__EXERCISE INSTRUCTIONS__.
Give every entry again, unchanged, and leave its images out.

☆ ☆ ☆ ☆

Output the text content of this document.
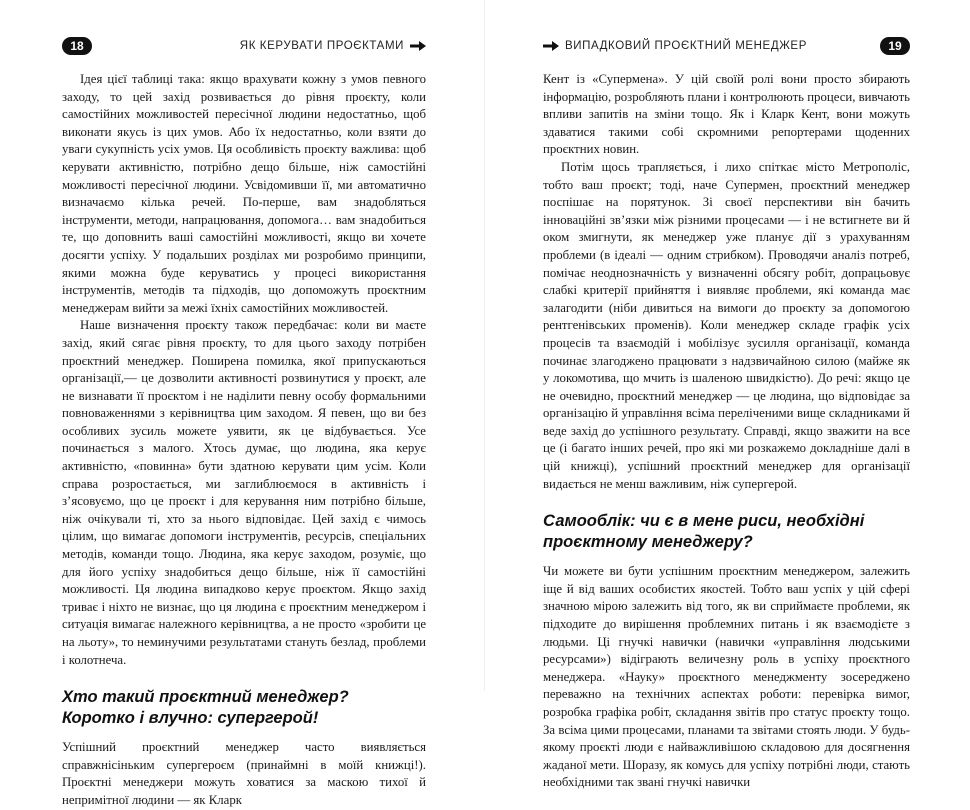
18	ЯК КЕРУВАТИ ПРОЄКТАМИ

Ідея цієї таблиці така: якщо врахувати кожну з умов певного заходу, то цей захід розвивається до рівня проєкту, коли самостійних можливостей пересічної людини недостатньо, щоб виконати якусь із цих умов. Або їх недостатньо, коли взяти до уваги сукупність усіх умов. Ця особливість проєкту важлива: щоб керувати активністю, потрібно дещо більше, ніж самостійні можливості пересічної людини. Усвідомивши її, ми автоматично визначаємо кілька речей. По-перше, вам знадобляться інструменти, методи, напрацювання, допомога… вам знадобиться те, що доповнить ваші самостійні можливості, якщо ви хочете досягти успіху. У подальших розділах ми розробимо принципи, якими можна буде керуватись у процесі використання інструментів, методів та підходів, що допоможуть проєктним менеджерам вийти за межі їхніх самостійних можливостей.

Наше визначення проєкту також передбачає: коли ви маєте захід, який сягає рівня проєкту, то для цього заходу потрібен проєктний менеджер. Поширена помилка, якої припускаються організації,— це дозволити активності розвинутися у проєкт, але не визнавати її проєктом і не наділити певну особу формальними повноваженнями з керівництва цим заходом. Я певен, що ви без особливих зусиль можете уявити, як це відбувається. Усе починається з малого. Хтось думає, що людина, яка керує активністю, «повинна» бути здатною керувати цим усім. Коли справа розростається, ми заглиблюємося в активність і з’ясовуємо, що це проєкт і для керування ним потрібно більше, ніж очікували ті, хто за нього відповідає. Цей захід є чимось цілим, що вимагає допомоги інструментів, ресурсів, спеціальних методів, команди тощо. Людина, яка керує заходом, розуміє, що для його успіху знадобиться дещо більше, ніж її самостійні можливості. Ця людина випадково керує проєктом. Якщо захід триває і ніхто не визнає, що ця людина є проєктним менеджером і ситуація вимагає належного керівництва, а не просто «зробити це на льоту», то неминучими результатами стануть безлад, проблеми і колотнеча.

Хто такий проєктний менеджер? Коротко і влучно: супергерой!

Успішний проєктний менеджер часто виявляється справжнісіньким супергероєм (принаймні в моїй книжці!). Проєктні менеджери можуть ховатися за маскою тихої й непримітної людини — як Кларк

ВИПАДКОВИЙ ПРОЄКТНИЙ МЕНЕДЖЕР	19

Кент із «Супермена». У цій своїй ролі вони просто збирають інформацію, розробляють плани і контролюють процеси, вивчають впливи запитів на зміни тощо. Як і Кларк Кент, вони можуть здаватися такими собі скромними репортерами щоденних проєктних новин.

Потім щось трапляється, і лихо спіткає місто Метрополіс, тобто ваш проєкт; тоді, наче Супермен, проєктний менеджер поспішає на порятунок. Зі своєї перспективи він бачить інноваційні зв’язки між різними процесами — і не встигнете ви й оком змигнути, як менеджер уже планує дії з урахуванням проблеми (в ідеалі — одним стрибком). Проводячи аналіз потреб, помічає неоднозначність у визначенні обсягу робіт, допрацьовує слабкі критерії прийняття і виявляє проблеми, які команда має залагодити (ніби дивиться на вимоги до проєкту за допомогою рентгенівських променів). Коли менеджер складе графік усіх процесів та взаємодій і мобілізує зусилля організації, команда починає злагоджено працювати з надзвичайною силою (майже як у локомотива, що мчить із шаленою швидкістю). До речі: якщо це не очевидно, проєктний менеджер — це людина, що відповідає за організацію й управління всіма переліченими вище складниками й веде захід до успішного результату. Справді, якщо зважити на все це (і багато інших речей, про які ми розкажемо докладніше далі в цій книжці), успішний проєктний менеджер для організації видається не менш важливим, ніж супергерой.

Самооблік: чи є в мене риси, необхідні проєктному менеджеру?

Чи можете ви бути успішним проєктним менеджером, залежить іще й від ваших особистих якостей. Тобто ваш успіх у цій сфері значною мірою залежить від того, як ви сприймаєте проблеми, як підходите до вирішення проблемних питань і як взаємодієте з людьми. Ці гнучкі навички (навички «управління людськими ресурсами») відіграють величезну роль в успіху проєктного менеджера. «Науку» проєктного менеджменту зосереджено переважно на технічних аспектах роботи: перевірка вимог, розробка графіка робіт, складання звітів про статус проєкту тощо. За всіма цими процесами, планами та звітами стоять люди. У будь-якому проєкті люди є найважливішою складовою для досягнення жаданої мети. Шоразу, як комусь для успіху потрібні люди, стають необхідними так звані гнучкі навички
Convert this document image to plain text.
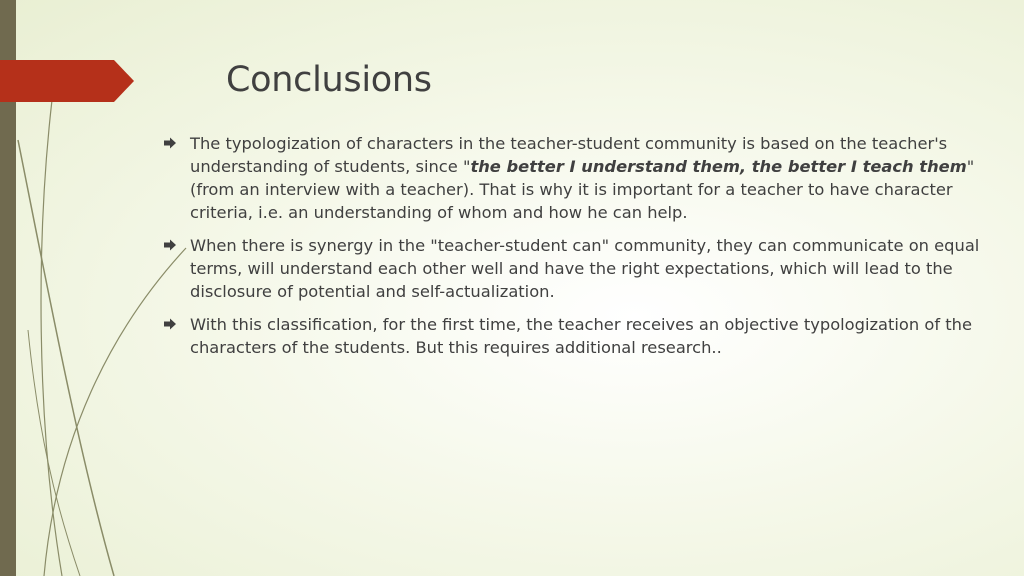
Conclusions
The typologization of characters in the teacher-student community is based on the teacher's understanding of students, since "the better I understand them, the better I teach them" (from an interview with a teacher). That is why it is important for a teacher to have character criteria, i.e. an understanding of whom and how he can help.
When there is synergy in the "teacher-student can" community, they can communicate on equal terms, will understand each other well and have the right expectations, which will lead to the disclosure of potential and self-actualization.
With this classification, for the first time, the teacher receives an objective typologization of the characters of the students. But this requires additional research..
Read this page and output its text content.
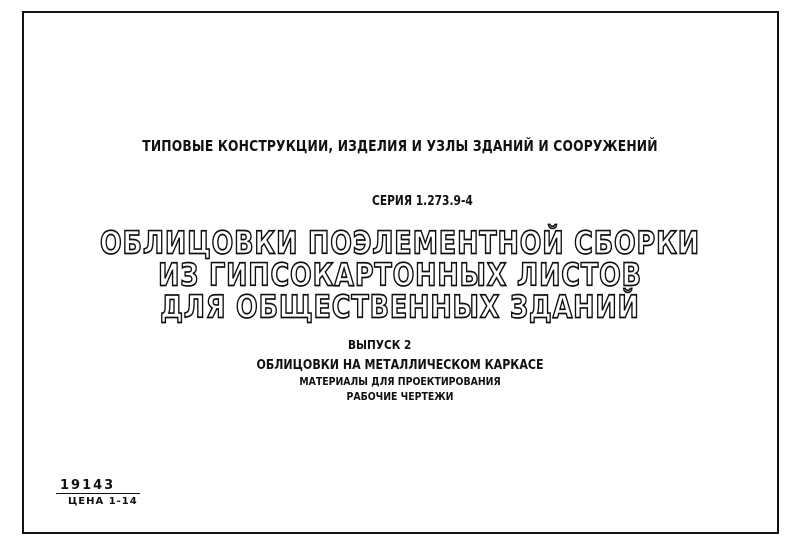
ТИПОВЫЕ КОНСТРУКЦИИ, ИЗДЕЛИЯ И УЗЛЫ ЗДАНИЙ И СООРУЖЕНИЙ
СЕРИЯ 1.273.9-4
ОБЛИЦОВКИ ПОЭЛЕМЕНТНОЙ СБОРКИ
ИЗ ГИПСОКАРТОННЫХ ЛИСТОВ
ДЛЯ ОБЩЕСТВЕННЫХ ЗДАНИЙ
ВЫПУСК 2
ОБЛИЦОВКИ НА МЕТАЛЛИЧЕСКОМ КАРКАСЕ
МАТЕРИАЛЫ ДЛЯ ПРОЕКТИРОВАНИЯ
РАБОЧИЕ ЧЕРТЕЖИ
19143
ЦЕНА 1-14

☆ ☆ ☆ ☆

__CORRECT OUTPUT__.
Output the text content of this document.
18	ЯК КЕРУВАТИ ПРОЄКТАМИ

Ідея цієї таблиці така: якщо врахувати кожну з умов певного заходу, то цей захід розвивається до рівня проєкту, коли самостійних можливостей пересічної людини недостатньо, щоб виконати якусь із цих умов. Або їх недостатньо, коли взяти до уваги сукупність усіх умов. Ця особливість проєкту важлива: щоб керувати активністю, потрібно дещо більше, ніж самостійні можливості пересічної людини. Усвідомивши її, ми автоматично визначаємо кілька речей. По-перше, вам знадобляться інструменти, методи, напрацювання, допомога… вам знадобиться те, що доповнить ваші самостійні можливості, якщо ви хочете досягти успіху. У подальших розділах ми розробимо принципи, якими можна буде керуватись у процесі використання інструментів, методів та підходів, що допоможуть проєктним менеджерам вийти за межі їхніх самостійних можливостей.

Наше визначення проєкту також передбачає: коли ви маєте захід, який сягає рівня проєкту, то для цього заходу потрібен проєктний менеджер. Поширена помилка, якої припускаються організації,— це дозволити активності розвинутися у проєкт, але не визнавати її проєктом і не наділити певну особу формальними повноваженнями з керівництва цим заходом. Я певен, що ви без особливих зусиль можете уявити, як це відбувається. Усе починається з малого. Хтось думає, що людина, яка керує активністю, «повинна» бути здатною керувати цим усім. Коли справа розростається, ми заглиблюємося в активність і з’ясовуємо, що це проєкт і для керування ним потрібно більше, ніж очікували ті, хто за нього відповідає. Цей захід є чимось цілим, що вимагає допомоги інструментів, ресурсів, спеціальних методів, команди тощо. Людина, яка керує заходом, розуміє, що для його успіху знадобиться дещо більше, ніж її самостійні можливості. Ця людина випадково керує проєктом. Якщо захід триває і ніхто не визнає, що ця людина є проєктним менеджером і ситуація вимагає належного керівництва, а не просто «зробити це на льоту», то неминучими результатами стануть безлад, проблеми і колотнеча.

Хто такий проєктний менеджер? Коротко і влучно: супергерой!

Успішний проєктний менеджер часто виявляється справжнісіньким супергероєм (принаймні в моїй книжці!). Проєктні менеджери можуть ховатися за маскою тихої й непримітної людини — як Кларк

ВИПАДКОВИЙ ПРОЄКТНИЙ МЕНЕДЖЕР	19

Кент із «Супермена». У цій своїй ролі вони просто збирають інформацію, розробляють плани і контролюють процеси, вивчають впливи запитів на зміни тощо. Як і Кларк Кент, вони можуть здаватися такими собі скромними репортерами щоденних проєктних новин.

Потім щось трапляється, і лихо спіткає місто Метрополіс, тобто ваш проєкт; тоді, наче Супермен, проєктний менеджер поспішає на порятунок. Зі своєї перспективи він бачить інноваційні зв’язки між різними процесами — і не встигнете ви й оком змигнути, як менеджер уже планує дії з урахуванням проблеми (в ідеалі — одним стрибком). Проводячи аналіз потреб, помічає неоднозначність у визначенні обсягу робіт, допрацьовує слабкі критерії прийняття і виявляє проблеми, які команда має залагодити (ніби дивиться на вимоги до проєкту за допомогою рентгенівських променів). Коли менеджер складе графік усіх процесів та взаємодій і мобілізує зусилля організації, команда починає злагоджено працювати з надзвичайною силою (майже як у локомотива, що мчить із шаленою швидкістю). До речі: якщо це не очевидно, проєктний менеджер — це людина, що відповідає за організацію й управління всіма переліченими вище складниками й веде захід до успішного результату. Справді, якщо зважити на все це (і багато інших речей, про які ми розкажемо докладніше далі в цій книжці), успішний проєктний менеджер для організації видається не менш важливим, ніж супергерой.

Самооблік: чи є в мене риси, необхідні проєктному менеджеру?

Чи можете ви бути успішним проєктним менеджером, залежить іще й від ваших особистих якостей. Тобто ваш успіх у цій сфері значною мірою залежить від того, як ви сприймаєте проблеми, як підходите до вирішення проблемних питань і як взаємодієте з людьми. Ці гнучкі навички (навички «управління людськими ресурсами») відіграють величезну роль в успіху проєктного менеджера. «Науку» проєктного менеджменту зосереджено переважно на технічних аспектах роботи: перевірка вимог, розробка графіка робіт, складання звітів про статус проєкту тощо. За всіма цими процесами, планами та звітами стоять люди. У будь-якому проєкті люди є найважливішою складовою для досягнення жаданої мети. Шоразу, як комусь для успіху потрібні люди, стають необхідними так звані гнучкі навички
Convert this document image to plain text.
Conclusions
The typologization of characters in the teacher-student community is based on the teacher's understanding of students, since "the better I understand them, the better I teach them" (from an interview with a teacher). That is why it is important for a teacher to have character criteria, i.e. an understanding of whom and how he can help.
When there is synergy in the "teacher-student can" community, they can communicate on equal terms, will understand each other well and have the right expectations, which will lead to the disclosure of potential and self-actualization.
With this classification, for the first time, the teacher receives an objective typologization of the characters of the students. But this requires additional research..
Read this page and output its text content.
ТИПОВЫЕ КОНСТРУКЦИИ, ИЗДЕЛИЯ И УЗЛЫ ЗДАНИЙ И СООРУЖЕНИЙ
СЕРИЯ 1.273.9-4
ОБЛИЦОВКИ ПОЭЛЕМЕНТНОЙ СБОРКИ
ИЗ ГИПСОКАРТОННЫХ ЛИСТОВ
ДЛЯ ОБЩЕСТВЕННЫХ ЗДАНИЙ
ВЫПУСК 2
ОБЛИЦОВКИ НА МЕТАЛЛИЧЕСКОМ КАРКАСЕ
МАТЕРИАЛЫ ДЛЯ ПРОЕКТИРОВАНИЯ
РАБОЧИЕ ЧЕРТЕЖИ
19143
ЦЕНА 1-14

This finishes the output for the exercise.